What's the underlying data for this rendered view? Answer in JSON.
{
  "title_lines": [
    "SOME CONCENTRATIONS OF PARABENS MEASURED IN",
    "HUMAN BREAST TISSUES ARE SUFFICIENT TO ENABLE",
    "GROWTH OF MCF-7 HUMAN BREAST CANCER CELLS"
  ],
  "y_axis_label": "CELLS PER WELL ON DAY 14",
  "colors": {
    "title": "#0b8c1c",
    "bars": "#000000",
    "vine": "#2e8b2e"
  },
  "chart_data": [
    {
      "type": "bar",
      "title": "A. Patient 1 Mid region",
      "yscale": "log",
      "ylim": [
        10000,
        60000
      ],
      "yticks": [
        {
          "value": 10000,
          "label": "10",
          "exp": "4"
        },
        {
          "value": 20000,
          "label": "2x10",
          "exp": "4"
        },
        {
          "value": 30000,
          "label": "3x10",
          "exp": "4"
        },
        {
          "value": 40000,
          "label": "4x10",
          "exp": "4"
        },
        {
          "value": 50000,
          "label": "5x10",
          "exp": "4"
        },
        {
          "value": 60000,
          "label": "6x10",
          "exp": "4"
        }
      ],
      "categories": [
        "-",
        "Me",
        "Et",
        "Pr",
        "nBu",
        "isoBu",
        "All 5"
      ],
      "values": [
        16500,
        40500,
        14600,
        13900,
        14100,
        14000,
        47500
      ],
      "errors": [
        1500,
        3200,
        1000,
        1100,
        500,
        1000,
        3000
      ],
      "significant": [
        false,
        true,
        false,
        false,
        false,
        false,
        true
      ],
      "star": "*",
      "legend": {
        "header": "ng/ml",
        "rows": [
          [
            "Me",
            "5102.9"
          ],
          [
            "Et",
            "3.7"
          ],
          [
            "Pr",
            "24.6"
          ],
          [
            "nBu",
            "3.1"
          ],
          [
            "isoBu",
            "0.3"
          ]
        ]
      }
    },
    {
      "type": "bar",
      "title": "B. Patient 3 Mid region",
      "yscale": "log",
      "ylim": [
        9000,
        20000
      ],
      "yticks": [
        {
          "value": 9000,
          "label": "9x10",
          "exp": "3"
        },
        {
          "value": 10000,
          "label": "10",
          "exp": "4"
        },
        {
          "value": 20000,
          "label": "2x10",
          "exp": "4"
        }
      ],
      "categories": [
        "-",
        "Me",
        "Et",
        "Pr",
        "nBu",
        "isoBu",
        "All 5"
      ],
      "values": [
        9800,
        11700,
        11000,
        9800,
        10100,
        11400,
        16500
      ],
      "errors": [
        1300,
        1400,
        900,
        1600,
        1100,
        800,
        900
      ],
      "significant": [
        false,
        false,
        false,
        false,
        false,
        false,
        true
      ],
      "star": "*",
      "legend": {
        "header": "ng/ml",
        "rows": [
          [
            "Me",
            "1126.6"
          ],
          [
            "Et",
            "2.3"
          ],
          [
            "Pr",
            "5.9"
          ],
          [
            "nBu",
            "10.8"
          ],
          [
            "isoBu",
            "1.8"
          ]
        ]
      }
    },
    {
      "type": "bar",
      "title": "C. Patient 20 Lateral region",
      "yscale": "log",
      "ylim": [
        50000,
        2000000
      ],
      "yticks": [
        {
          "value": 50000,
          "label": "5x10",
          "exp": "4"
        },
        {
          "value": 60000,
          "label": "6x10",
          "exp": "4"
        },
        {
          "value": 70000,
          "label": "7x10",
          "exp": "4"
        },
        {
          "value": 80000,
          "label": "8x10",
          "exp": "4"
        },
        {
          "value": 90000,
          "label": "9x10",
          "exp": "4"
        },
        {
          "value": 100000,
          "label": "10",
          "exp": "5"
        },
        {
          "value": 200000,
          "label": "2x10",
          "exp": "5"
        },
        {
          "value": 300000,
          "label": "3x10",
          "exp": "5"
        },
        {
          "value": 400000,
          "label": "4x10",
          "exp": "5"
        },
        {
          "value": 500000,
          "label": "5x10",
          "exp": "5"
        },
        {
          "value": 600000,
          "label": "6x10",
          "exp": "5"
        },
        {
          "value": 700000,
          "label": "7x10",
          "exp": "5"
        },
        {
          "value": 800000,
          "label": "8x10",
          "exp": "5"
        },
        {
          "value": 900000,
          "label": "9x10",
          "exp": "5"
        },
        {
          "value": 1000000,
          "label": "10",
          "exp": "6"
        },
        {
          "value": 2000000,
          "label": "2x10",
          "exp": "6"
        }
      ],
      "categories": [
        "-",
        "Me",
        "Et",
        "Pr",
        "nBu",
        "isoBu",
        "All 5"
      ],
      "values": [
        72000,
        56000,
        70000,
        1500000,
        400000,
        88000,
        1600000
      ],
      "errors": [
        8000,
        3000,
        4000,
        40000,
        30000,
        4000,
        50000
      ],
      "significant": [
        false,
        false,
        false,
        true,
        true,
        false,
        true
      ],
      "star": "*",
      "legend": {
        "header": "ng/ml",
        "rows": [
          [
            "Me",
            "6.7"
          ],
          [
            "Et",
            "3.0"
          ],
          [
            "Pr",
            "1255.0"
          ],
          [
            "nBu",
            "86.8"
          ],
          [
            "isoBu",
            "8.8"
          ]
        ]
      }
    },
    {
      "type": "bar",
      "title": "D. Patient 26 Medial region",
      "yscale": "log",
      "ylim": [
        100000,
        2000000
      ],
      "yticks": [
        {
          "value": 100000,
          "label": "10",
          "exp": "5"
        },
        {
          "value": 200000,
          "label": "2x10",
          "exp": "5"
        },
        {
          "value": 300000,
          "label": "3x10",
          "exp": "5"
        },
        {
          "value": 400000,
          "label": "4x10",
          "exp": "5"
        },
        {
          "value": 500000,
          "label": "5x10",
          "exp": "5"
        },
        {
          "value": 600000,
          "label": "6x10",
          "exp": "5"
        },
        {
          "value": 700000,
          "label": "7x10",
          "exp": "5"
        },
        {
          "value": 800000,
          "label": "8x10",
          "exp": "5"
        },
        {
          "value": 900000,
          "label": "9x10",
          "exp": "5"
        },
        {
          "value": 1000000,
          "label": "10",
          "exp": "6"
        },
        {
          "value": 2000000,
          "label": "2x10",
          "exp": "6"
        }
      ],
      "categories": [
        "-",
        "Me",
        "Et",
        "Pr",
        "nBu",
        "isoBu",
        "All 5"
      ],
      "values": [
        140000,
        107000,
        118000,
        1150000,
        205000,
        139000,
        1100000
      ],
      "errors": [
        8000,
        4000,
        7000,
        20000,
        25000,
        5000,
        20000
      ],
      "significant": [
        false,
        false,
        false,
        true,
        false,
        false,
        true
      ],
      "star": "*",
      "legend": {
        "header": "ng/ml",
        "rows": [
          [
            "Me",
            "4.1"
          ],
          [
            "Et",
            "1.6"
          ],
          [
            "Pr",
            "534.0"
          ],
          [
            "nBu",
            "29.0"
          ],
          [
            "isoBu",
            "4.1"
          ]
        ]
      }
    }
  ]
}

——————

◆ **REQUIRED ACTION**: The number of lines containing "CELLS" is all that is wanted; tally them in the data.

◆ **ANSWER**: 2